Ajah Berdosa (Perfected Spelling: Ayah Berdosa; Malay for The Sinful Father) is a likely-lost 1941 film from the Dutch East Indies (now Indonesia) directed by Wu Tsun for Star Film. Starring M. Arief, S Waldy, Elly Joenara, and Soetijem, it follows a villager named Mardiman over a period of several years, in which he loses everything owing to his infatuation with a "modern" woman.

==Plot==
Through diligence and hard work, a young villager named Mardiman, has developed a successful career as a scribe. His wife, Warsiah, and her family have been unable to help him advance his career, as none of them have any influence. Not long after Warsiah gives birth to a son, Mardiman is promoted and asked to work in the city. There he becomes infatuated with a sophisticated city woman, one who is more "modern" than Warsiah.

Mardiman leaves his wife and sick son so that he can be with this new woman, but soon spends all of his money trying to please her and treat her to a high-class lifestyle. Unable to support himself, yet unwilling to abandon his infatuation and return to the village, Mardiman begins to embezzle money from his office. After he is caught, he is imprisoned and loses everything he has in the city.

After being released from prison, Mardiman is unable to find honest employment. He finally begins working for an underground arak syndicate. When the police raid the facility, Mardiman is severely injured. He is sent to a hospital, where he is treated by Warsiah – who has become a nurse – and their son, now a doctor. Mardiman soon repents his sins. (Note: Plot summary is derived from Soerabaijasch Handelsblad 1942, Sampoerna-theatre.)

Stored data
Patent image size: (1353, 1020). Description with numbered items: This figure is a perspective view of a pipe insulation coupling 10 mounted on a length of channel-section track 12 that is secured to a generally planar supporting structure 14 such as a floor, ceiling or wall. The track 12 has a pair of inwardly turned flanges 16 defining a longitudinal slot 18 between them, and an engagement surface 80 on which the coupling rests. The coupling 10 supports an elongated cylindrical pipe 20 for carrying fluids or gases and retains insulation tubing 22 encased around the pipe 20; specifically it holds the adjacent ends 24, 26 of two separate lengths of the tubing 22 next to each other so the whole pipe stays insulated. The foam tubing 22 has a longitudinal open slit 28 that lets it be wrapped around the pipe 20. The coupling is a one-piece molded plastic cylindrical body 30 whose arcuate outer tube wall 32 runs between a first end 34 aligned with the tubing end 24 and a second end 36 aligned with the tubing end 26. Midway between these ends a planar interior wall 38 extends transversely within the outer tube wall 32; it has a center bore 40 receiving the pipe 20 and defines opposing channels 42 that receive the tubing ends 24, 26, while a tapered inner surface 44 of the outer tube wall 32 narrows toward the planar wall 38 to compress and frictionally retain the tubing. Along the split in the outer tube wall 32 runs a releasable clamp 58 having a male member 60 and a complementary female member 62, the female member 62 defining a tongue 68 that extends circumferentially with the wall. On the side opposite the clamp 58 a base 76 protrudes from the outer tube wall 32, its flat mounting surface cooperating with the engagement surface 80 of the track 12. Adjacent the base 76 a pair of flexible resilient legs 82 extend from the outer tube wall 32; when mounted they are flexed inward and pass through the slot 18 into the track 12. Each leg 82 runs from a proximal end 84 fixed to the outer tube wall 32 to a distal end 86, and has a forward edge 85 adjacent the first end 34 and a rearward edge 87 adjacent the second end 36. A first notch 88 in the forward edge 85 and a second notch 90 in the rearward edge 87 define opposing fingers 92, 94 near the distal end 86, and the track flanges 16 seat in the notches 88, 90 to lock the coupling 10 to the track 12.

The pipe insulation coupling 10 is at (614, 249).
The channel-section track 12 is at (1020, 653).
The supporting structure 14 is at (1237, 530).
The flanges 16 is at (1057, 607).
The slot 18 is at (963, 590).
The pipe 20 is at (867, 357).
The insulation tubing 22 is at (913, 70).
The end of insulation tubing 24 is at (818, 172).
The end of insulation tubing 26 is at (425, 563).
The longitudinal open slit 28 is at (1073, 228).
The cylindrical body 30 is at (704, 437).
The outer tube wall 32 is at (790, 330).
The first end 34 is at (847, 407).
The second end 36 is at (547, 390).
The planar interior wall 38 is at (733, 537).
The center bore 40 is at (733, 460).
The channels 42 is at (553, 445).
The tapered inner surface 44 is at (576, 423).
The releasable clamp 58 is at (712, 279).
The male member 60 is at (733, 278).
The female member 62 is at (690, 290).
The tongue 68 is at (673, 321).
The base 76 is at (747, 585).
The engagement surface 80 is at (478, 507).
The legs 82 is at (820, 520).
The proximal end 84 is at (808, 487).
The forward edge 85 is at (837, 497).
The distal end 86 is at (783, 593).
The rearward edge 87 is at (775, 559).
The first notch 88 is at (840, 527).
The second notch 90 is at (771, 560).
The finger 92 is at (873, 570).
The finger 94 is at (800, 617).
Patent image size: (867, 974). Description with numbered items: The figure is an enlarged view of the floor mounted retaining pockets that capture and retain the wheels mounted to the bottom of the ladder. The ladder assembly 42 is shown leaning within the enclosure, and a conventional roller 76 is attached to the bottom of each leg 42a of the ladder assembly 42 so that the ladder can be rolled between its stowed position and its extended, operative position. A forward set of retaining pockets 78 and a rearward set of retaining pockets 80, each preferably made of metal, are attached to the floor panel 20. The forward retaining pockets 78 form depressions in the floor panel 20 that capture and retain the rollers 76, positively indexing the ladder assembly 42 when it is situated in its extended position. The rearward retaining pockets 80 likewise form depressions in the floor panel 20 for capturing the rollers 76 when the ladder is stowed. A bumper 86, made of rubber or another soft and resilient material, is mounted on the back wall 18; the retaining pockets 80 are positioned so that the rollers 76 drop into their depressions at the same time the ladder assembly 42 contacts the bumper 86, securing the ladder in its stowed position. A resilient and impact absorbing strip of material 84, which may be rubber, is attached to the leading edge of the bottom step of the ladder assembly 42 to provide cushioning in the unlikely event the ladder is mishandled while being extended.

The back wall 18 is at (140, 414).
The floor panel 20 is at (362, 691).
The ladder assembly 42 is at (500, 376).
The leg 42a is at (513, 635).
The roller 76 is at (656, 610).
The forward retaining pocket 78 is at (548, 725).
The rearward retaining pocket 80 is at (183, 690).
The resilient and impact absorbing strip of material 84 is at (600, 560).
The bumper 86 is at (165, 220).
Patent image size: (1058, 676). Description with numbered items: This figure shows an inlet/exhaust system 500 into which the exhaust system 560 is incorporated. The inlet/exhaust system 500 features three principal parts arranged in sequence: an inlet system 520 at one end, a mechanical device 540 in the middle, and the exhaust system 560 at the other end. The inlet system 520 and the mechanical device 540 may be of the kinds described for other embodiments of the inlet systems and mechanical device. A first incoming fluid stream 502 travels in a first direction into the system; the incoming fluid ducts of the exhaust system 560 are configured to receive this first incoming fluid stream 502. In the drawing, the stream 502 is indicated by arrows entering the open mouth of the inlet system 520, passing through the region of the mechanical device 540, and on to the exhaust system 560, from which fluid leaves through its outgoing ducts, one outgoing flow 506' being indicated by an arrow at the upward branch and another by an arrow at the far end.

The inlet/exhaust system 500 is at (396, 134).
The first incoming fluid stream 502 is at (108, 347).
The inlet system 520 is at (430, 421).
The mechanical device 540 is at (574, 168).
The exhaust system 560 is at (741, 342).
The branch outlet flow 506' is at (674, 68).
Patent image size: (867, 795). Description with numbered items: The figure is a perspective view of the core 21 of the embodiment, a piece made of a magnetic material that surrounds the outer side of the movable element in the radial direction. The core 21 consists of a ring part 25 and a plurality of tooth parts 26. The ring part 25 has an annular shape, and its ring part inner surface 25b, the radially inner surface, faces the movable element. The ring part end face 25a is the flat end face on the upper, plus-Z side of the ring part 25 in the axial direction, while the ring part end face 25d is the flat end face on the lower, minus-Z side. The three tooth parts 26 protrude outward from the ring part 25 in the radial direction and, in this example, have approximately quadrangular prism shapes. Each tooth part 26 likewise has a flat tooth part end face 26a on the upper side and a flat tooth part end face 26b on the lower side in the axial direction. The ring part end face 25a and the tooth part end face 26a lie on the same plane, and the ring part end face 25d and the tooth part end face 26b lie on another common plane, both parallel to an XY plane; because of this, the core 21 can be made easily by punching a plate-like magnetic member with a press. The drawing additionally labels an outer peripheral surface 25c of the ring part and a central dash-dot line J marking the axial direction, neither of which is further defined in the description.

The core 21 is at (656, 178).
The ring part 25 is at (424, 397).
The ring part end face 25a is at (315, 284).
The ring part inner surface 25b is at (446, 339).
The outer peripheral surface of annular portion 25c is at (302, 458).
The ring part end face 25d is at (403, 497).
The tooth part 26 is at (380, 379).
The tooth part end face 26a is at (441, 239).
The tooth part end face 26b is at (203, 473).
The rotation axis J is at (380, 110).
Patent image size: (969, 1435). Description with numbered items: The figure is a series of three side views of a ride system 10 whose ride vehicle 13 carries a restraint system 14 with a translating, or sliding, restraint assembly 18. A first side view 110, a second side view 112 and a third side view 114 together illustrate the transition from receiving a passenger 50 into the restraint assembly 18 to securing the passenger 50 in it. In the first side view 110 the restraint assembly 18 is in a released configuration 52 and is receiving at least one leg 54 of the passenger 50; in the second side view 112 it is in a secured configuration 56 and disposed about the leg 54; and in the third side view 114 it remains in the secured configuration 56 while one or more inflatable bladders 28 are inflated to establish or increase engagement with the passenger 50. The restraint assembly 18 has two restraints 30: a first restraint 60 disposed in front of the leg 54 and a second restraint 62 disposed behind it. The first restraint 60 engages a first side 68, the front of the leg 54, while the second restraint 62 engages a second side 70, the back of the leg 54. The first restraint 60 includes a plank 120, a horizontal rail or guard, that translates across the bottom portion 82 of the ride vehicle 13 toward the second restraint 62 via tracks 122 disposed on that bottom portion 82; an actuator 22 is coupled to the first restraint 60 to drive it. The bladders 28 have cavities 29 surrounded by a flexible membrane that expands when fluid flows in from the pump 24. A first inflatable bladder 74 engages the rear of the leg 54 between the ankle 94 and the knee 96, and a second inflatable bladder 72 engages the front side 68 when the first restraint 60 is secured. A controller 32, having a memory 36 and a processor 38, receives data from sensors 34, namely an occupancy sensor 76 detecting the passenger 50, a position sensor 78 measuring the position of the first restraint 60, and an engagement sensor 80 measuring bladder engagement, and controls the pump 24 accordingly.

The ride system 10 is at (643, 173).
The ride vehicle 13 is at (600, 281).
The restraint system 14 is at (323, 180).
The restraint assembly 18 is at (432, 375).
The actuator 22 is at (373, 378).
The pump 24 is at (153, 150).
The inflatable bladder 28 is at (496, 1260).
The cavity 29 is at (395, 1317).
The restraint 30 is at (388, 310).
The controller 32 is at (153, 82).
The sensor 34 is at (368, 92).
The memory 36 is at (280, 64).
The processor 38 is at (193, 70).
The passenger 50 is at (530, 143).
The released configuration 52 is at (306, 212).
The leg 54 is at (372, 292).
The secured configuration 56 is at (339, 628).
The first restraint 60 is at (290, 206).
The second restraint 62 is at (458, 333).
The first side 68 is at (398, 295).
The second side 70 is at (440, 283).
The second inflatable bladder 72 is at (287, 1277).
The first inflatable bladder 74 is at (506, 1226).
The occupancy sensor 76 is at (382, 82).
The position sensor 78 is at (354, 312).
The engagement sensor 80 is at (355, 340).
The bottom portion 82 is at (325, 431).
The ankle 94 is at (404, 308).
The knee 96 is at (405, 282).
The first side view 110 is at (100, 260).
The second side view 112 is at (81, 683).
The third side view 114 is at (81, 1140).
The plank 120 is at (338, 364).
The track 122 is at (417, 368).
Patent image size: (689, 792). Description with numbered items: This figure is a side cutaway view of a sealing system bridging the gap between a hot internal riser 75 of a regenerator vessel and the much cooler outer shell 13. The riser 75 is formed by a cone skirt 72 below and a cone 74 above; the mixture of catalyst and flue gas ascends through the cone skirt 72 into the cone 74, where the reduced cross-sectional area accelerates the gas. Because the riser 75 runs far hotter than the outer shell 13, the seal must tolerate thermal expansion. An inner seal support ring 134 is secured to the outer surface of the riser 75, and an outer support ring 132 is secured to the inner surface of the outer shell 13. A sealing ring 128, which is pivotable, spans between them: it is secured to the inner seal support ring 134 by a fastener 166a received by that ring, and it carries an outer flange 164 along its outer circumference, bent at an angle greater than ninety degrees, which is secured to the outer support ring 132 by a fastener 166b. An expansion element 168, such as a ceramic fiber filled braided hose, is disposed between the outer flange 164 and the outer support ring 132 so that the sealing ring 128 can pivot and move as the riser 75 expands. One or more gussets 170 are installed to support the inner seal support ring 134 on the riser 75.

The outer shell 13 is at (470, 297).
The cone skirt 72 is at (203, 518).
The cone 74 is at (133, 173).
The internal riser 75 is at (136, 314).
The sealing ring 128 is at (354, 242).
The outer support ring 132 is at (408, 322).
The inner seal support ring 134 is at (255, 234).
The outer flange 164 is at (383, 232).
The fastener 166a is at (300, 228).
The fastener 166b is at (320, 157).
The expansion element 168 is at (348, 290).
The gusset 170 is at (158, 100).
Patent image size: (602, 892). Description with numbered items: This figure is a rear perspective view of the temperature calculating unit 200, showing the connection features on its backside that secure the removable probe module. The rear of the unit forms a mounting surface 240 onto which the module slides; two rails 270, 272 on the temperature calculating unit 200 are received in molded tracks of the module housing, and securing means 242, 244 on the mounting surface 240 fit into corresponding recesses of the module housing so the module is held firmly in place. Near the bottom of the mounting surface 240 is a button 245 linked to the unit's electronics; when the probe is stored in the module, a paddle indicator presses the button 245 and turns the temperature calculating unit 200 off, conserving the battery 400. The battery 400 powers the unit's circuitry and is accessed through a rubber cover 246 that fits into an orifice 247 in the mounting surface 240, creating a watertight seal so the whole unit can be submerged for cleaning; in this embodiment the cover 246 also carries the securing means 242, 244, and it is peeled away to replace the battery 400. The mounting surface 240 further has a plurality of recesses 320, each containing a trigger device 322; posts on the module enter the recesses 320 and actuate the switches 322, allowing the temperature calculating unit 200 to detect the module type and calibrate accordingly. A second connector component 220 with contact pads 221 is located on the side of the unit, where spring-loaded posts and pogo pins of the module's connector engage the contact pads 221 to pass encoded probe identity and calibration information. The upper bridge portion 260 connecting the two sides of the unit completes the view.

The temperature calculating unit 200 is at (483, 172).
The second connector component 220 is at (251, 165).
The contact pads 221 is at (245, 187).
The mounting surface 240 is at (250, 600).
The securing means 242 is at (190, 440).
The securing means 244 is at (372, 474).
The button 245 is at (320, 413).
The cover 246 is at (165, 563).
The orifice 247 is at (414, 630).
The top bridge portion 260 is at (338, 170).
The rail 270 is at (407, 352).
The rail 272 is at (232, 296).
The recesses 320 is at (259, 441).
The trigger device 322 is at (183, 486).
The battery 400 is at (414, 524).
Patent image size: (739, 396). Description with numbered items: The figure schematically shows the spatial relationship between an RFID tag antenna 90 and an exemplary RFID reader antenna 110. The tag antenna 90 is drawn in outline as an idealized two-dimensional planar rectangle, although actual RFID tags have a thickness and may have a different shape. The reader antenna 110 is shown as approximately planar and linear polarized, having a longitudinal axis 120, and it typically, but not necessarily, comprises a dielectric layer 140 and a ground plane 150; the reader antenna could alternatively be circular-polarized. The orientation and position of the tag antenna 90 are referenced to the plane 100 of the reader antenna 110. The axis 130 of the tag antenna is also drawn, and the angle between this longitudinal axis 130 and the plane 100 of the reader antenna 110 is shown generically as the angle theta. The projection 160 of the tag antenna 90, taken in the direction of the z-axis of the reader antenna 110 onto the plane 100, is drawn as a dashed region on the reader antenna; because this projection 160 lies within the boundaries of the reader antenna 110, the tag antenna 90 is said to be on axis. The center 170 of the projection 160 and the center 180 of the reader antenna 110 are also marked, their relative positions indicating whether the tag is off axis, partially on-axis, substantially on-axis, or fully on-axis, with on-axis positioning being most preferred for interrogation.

Study questions
**1)** In the text on the film Ajah Berdosa, why does Mardiman start embezzling money from his office?
**2)** Write what follows the last sentence of the text on the film Ajah Berdosa.

Written responses
**1)** He has spent all his money trying to please the city woman and can no longer support himself. He is also unwilling to give up his infatuation and return to the village.

**2)**
==Production==
Ajah Berdosa was directed by Wu Tsun for Jo Eng Sek's Star Film, with cinematography by Chok Chin Hsien. The story was written by Saeroen, a native journalist who had joined the company in 1941 for Wu's directorial debut, Lintah Darat. The black-and-white film, set and filmed around Batavia (now Jakarta), starred M. Arief, S Waldy, Elly Joenara, and Soetijem.

==Reception==
Ajah Berdosa was released in 1941, and by early January 1942 was already being screened in Surabaya. Targeted at all ages, it was advertised as "an extremely simple and touching story". (Note: Original: "Een uiterst eenvoudig en ontroerend verhaal...") An anonymous reviewer for the Soerabaijasch Handelsblad recommended the film due to the quality of its acting and technical aspects, citing it as having the "momentum and dynamics" (Note: Original: "... vaart en dynamiek") necessary for success.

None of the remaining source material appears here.